**Exercise brief**
Copy each line of the material below that includes the string "Category".

**Figure collection entries**
>>>

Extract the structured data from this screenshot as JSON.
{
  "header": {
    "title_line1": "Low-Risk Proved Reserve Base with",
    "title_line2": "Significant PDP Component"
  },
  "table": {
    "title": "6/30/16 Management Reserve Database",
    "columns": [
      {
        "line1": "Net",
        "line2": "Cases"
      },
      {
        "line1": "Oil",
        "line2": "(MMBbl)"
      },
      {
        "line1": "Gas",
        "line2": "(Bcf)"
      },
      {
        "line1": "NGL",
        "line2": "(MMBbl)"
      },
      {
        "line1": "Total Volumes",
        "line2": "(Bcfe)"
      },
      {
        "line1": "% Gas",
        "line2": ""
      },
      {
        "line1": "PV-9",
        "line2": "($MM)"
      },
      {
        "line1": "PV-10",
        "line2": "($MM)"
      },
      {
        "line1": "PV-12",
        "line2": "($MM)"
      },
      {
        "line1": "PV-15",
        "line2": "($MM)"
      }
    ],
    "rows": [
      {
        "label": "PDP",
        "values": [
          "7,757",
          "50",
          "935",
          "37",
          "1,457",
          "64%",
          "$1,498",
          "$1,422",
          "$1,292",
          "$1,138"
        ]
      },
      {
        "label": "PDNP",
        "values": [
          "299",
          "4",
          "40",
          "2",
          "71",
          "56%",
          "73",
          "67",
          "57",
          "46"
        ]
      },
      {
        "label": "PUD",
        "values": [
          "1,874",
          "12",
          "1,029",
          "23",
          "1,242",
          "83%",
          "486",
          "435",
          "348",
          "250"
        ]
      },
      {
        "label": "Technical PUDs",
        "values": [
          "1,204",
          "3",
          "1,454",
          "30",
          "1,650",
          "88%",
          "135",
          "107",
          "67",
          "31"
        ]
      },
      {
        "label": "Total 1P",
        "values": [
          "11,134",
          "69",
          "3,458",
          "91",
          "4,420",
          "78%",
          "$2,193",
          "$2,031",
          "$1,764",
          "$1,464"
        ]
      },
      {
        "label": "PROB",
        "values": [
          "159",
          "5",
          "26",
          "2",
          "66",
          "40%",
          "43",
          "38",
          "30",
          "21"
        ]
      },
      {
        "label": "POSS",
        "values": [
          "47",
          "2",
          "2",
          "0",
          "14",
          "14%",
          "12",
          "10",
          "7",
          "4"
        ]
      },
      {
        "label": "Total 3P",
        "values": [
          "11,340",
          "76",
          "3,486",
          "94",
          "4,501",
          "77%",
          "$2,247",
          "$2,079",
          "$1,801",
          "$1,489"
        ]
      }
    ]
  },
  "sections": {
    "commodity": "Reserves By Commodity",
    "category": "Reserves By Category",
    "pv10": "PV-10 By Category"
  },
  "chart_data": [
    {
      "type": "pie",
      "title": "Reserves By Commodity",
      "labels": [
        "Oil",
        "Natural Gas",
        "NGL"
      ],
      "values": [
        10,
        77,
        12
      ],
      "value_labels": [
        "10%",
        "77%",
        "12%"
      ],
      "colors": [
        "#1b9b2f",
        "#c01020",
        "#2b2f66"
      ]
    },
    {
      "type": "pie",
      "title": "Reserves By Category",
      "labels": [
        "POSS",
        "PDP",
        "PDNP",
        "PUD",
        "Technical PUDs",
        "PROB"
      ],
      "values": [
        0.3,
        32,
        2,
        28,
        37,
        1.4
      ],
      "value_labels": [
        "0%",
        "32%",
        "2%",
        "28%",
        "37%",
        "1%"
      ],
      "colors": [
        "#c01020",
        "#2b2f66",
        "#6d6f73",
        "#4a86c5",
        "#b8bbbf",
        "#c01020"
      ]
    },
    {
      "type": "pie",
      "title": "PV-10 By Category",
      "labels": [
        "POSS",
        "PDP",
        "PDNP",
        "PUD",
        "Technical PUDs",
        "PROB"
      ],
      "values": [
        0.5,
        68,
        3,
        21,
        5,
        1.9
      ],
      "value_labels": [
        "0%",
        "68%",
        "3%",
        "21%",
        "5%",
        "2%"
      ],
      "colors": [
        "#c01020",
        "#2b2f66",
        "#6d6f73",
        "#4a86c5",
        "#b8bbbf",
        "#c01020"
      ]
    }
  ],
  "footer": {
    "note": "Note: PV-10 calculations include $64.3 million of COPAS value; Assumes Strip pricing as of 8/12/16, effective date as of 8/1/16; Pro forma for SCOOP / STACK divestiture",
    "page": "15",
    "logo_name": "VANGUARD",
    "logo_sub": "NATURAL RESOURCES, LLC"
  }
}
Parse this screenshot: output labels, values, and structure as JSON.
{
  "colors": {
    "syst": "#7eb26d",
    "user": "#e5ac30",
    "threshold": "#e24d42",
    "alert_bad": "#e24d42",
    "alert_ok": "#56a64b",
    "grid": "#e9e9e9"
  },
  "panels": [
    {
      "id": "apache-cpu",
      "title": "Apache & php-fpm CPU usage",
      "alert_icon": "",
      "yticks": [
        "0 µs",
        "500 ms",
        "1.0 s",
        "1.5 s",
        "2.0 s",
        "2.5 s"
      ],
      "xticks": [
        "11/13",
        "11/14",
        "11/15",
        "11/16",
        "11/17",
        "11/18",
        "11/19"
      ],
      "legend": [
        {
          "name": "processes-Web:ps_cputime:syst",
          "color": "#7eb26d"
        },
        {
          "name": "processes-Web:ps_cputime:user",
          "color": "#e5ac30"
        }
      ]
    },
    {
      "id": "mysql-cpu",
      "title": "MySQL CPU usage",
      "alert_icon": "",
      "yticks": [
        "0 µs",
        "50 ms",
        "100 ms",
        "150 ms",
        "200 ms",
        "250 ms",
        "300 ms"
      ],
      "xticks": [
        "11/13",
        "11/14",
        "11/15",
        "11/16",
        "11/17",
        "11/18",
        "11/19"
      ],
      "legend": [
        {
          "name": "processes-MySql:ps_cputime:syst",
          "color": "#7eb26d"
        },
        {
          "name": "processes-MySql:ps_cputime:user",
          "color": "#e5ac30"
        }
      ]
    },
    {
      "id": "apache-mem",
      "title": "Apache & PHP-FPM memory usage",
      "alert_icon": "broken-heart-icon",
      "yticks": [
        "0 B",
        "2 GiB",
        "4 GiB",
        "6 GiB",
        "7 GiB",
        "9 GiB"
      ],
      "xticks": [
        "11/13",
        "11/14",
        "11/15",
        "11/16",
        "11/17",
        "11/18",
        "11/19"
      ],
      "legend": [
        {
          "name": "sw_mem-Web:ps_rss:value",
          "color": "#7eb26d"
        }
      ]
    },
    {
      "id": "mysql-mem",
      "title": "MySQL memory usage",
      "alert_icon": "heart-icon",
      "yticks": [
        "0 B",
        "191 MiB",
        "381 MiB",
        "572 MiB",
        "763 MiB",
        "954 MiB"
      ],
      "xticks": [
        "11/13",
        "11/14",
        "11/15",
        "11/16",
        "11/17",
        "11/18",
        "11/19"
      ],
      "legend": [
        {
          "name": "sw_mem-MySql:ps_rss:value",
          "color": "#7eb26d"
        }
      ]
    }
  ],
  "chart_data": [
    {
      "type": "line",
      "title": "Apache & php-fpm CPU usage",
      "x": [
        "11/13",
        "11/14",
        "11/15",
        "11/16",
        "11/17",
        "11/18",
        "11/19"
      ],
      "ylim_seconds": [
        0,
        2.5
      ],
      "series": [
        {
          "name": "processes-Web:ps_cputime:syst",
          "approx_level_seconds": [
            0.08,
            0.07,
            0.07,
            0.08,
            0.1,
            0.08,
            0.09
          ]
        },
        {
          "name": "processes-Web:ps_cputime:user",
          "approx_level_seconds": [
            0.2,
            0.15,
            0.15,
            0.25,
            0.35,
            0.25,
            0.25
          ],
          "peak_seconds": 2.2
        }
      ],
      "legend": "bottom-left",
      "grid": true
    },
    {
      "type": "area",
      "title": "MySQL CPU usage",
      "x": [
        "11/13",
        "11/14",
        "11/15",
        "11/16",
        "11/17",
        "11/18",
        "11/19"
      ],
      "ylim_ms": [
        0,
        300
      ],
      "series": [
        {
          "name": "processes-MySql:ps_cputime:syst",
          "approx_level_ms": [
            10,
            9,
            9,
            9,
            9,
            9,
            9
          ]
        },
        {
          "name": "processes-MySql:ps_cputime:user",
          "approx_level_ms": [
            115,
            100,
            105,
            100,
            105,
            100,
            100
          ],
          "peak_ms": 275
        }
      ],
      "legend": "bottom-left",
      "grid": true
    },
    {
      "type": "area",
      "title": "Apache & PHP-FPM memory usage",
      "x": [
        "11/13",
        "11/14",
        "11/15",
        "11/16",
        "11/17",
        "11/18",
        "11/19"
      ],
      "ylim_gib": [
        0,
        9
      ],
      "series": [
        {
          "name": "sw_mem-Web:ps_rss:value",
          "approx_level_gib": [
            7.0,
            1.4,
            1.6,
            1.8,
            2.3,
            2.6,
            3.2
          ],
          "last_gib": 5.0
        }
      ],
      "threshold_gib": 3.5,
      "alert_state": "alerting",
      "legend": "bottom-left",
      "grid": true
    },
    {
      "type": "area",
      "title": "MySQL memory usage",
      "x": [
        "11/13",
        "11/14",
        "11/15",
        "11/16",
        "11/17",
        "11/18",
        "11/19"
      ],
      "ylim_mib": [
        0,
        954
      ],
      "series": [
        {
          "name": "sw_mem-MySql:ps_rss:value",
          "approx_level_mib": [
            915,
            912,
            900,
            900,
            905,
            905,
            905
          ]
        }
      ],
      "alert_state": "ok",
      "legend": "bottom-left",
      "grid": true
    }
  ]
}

<<<

**Response below**
    "category": "Reserves By Category",
    "pv10": "PV-10 By Category"
      "title": "Reserves By Category",
      "title": "PV-10 By Category",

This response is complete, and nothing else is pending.